> [What this task involves]
Copy the data exactly; pictures stay out of the copy.

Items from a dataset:

>>>>>

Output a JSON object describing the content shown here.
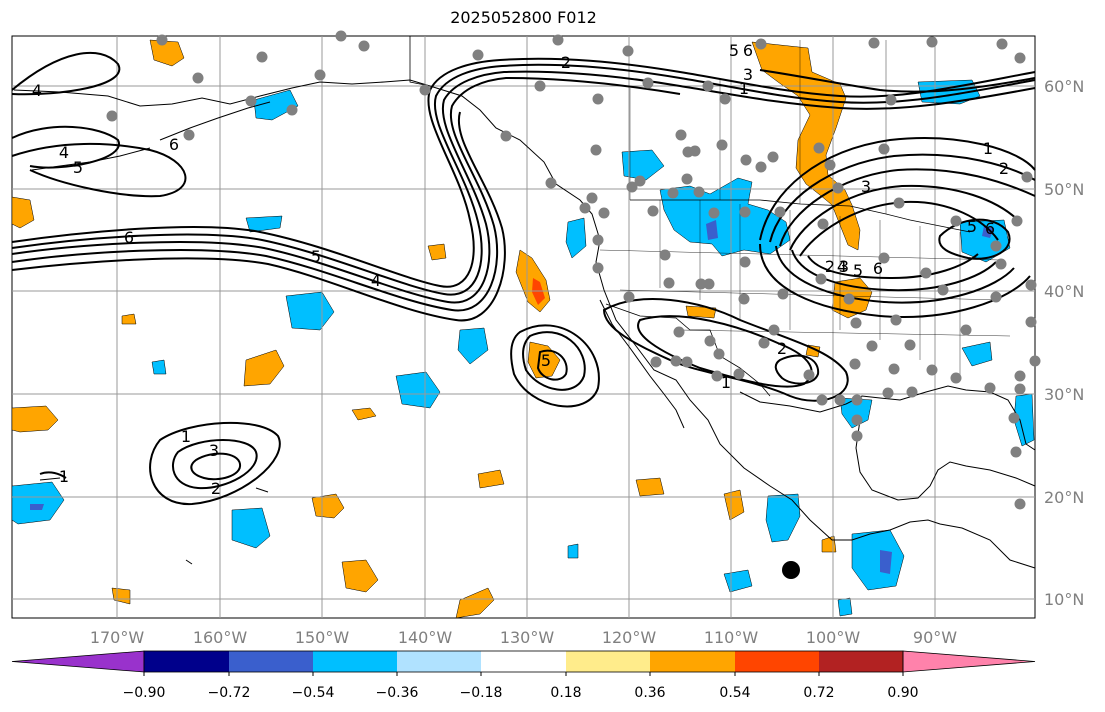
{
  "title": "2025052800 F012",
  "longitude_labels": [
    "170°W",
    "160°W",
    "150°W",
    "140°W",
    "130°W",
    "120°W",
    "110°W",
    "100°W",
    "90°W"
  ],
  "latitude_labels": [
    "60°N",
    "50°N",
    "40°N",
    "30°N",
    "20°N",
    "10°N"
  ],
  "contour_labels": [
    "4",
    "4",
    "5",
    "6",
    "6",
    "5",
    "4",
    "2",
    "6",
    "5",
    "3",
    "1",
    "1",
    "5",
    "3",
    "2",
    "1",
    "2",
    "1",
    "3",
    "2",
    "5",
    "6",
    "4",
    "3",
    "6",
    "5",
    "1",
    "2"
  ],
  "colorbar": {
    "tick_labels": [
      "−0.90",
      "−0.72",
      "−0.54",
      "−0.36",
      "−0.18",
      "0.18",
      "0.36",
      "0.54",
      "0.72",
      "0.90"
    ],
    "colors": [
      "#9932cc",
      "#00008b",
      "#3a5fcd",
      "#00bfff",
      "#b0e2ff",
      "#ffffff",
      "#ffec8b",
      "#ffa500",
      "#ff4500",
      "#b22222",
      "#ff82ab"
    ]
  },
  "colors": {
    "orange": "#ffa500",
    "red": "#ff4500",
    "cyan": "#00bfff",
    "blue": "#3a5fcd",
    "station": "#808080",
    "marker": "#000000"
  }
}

<<<<<

> [Answer]
Output a JSON object describing the content shown here.
{
  "title": "2025052800 F012",
  "longitude_labels": [
    "170°W",
    "160°W",
    "150°W",
    "140°W",
    "130°W",
    "120°W",
    "110°W",
    "100°W",
    "90°W"
  ],
  "latitude_labels": [
    "60°N",
    "50°N",
    "40°N",
    "30°N",
    "20°N",
    "10°N"
  ],
  "contour_labels": [
    "4",
    "4",
    "5",
    "6",
    "6",
    "5",
    "4",
    "2",
    "6",
    "5",
    "3",
    "1",
    "1",
    "5",
    "3",
    "2",
    "1",
    "2",
    "1",
    "3",
    "2",
    "5",
    "6",
    "4",
    "3",
    "6",
    "5",
    "1",
    "2"
  ],
  "colorbar": {
    "tick_labels": [
      "−0.90",
      "−0.72",
      "−0.54",
      "−0.36",
      "−0.18",
      "0.18",
      "0.36",
      "0.54",
      "0.72",
      "0.90"
    ],
    "colors": [
      "#9932cc",
      "#00008b",
      "#3a5fcd",
      "#00bfff",
      "#b0e2ff",
      "#ffffff",
      "#ffec8b",
      "#ffa500",
      "#ff4500",
      "#b22222",
      "#ff82ab"
    ]
  },
  "colors": {
    "orange": "#ffa500",
    "red": "#ff4500",
    "cyan": "#00bfff",
    "blue": "#3a5fcd",
    "station": "#808080",
    "marker": "#000000"
  }
}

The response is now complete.